Stated goal
Repeat the listing word for word. No pictures belong in the copy.

Given records
** BEGIN **

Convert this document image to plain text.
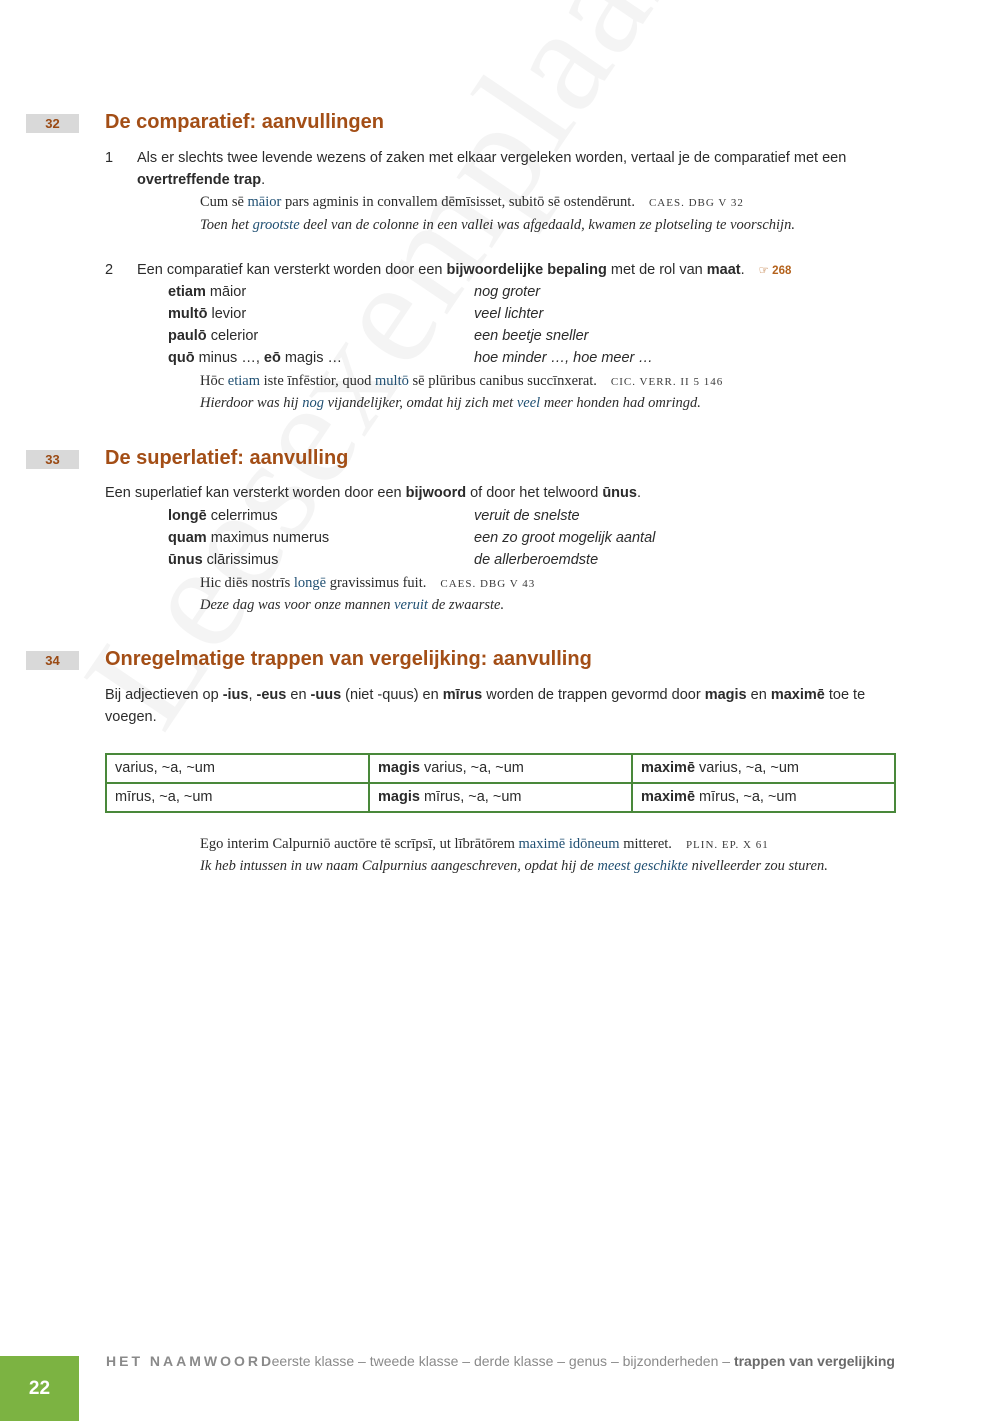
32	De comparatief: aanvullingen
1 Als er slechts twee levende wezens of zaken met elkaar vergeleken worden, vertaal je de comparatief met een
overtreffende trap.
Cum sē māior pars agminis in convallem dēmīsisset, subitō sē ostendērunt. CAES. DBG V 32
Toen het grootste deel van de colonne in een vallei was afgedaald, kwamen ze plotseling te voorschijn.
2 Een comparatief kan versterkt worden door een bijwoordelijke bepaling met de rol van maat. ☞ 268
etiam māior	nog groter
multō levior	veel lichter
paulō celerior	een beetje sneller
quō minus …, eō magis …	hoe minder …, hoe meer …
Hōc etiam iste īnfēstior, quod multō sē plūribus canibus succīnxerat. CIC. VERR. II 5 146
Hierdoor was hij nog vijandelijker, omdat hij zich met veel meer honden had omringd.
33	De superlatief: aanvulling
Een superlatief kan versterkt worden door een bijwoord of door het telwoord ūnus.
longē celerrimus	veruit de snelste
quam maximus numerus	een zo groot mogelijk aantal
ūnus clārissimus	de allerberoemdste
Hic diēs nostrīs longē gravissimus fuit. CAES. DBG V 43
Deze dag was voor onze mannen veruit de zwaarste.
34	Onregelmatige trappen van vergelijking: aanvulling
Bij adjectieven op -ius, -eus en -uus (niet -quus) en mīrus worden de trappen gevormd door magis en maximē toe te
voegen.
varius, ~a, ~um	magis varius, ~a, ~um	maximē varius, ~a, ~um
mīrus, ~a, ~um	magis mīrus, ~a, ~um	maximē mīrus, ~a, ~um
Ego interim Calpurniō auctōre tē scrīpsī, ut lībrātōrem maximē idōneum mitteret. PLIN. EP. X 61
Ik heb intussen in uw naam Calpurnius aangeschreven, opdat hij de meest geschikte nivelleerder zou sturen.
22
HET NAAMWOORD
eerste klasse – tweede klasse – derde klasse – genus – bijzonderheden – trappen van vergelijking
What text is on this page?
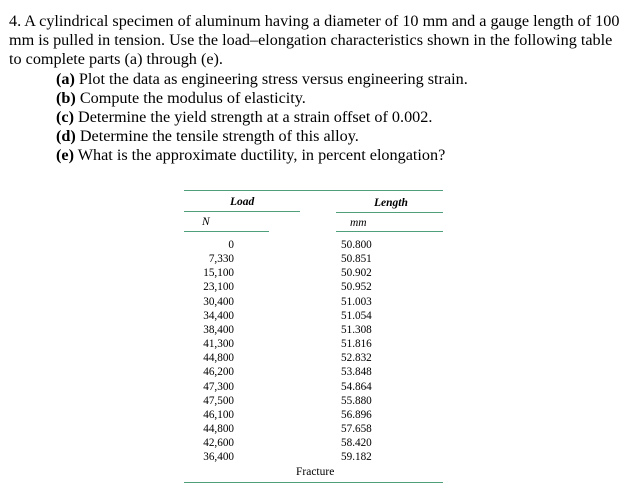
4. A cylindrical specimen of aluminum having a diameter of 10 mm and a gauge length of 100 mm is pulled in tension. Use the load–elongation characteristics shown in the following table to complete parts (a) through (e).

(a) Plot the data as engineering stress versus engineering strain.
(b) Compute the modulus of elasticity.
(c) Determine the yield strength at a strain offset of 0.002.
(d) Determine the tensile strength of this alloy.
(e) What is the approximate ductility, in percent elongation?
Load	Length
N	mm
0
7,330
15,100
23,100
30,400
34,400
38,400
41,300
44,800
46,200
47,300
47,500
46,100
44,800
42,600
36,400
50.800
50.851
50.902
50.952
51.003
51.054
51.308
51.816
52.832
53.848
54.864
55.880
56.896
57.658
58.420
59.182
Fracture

** END **

Task output
Convert this document image to plain text.
32	De comparatief: aanvullingen
1 Als er slechts twee levende wezens of zaken met elkaar vergeleken worden, vertaal je de comparatief met een
overtreffende trap.
Cum sē māior pars agminis in convallem dēmīsisset, subitō sē ostendērunt. CAES. DBG V 32
Toen het grootste deel van de colonne in een vallei was afgedaald, kwamen ze plotseling te voorschijn.
2 Een comparatief kan versterkt worden door een bijwoordelijke bepaling met de rol van maat. ☞ 268
etiam māior	nog groter
multō levior	veel lichter
paulō celerior	een beetje sneller
quō minus …, eō magis …	hoe minder …, hoe meer …
Hōc etiam iste īnfēstior, quod multō sē plūribus canibus succīnxerat. CIC. VERR. II 5 146
Hierdoor was hij nog vijandelijker, omdat hij zich met veel meer honden had omringd.
33	De superlatief: aanvulling
Een superlatief kan versterkt worden door een bijwoord of door het telwoord ūnus.
longē celerrimus	veruit de snelste
quam maximus numerus	een zo groot mogelijk aantal
ūnus clārissimus	de allerberoemdste
Hic diēs nostrīs longē gravissimus fuit. CAES. DBG V 43
Deze dag was voor onze mannen veruit de zwaarste.
34	Onregelmatige trappen van vergelijking: aanvulling
Bij adjectieven op -ius, -eus en -uus (niet -quus) en mīrus worden de trappen gevormd door magis en maximē toe te
voegen.
varius, ~a, ~um	magis varius, ~a, ~um	maximē varius, ~a, ~um
mīrus, ~a, ~um	magis mīrus, ~a, ~um	maximē mīrus, ~a, ~um
Ego interim Calpurniō auctōre tē scrīpsī, ut lībrātōrem maximē idōneum mitteret. PLIN. EP. X 61
Ik heb intussen in uw naam Calpurnius aangeschreven, opdat hij de meest geschikte nivelleerder zou sturen.
22
HET NAAMWOORD
eerste klasse – tweede klasse – derde klasse – genus – bijzonderheden – trappen van vergelijking
What text is on this page?
4. A cylindrical specimen of aluminum having a diameter of 10 mm and a gauge length of 100 mm is pulled in tension. Use the load–elongation characteristics shown in the following table to complete parts (a) through (e).

(a) Plot the data as engineering stress versus engineering strain.
(b) Compute the modulus of elasticity.
(c) Determine the yield strength at a strain offset of 0.002.
(d) Determine the tensile strength of this alloy.
(e) What is the approximate ductility, in percent elongation?
Load	Length
N	mm
0
7,330
15,100
23,100
30,400
34,400
38,400
41,300
44,800
46,200
47,300
47,500
46,100
44,800
42,600
36,400
50.800
50.851
50.902
50.952
51.003
51.054
51.308
51.816
52.832
53.848
54.864
55.880
56.896
57.658
58.420
59.182
Fracture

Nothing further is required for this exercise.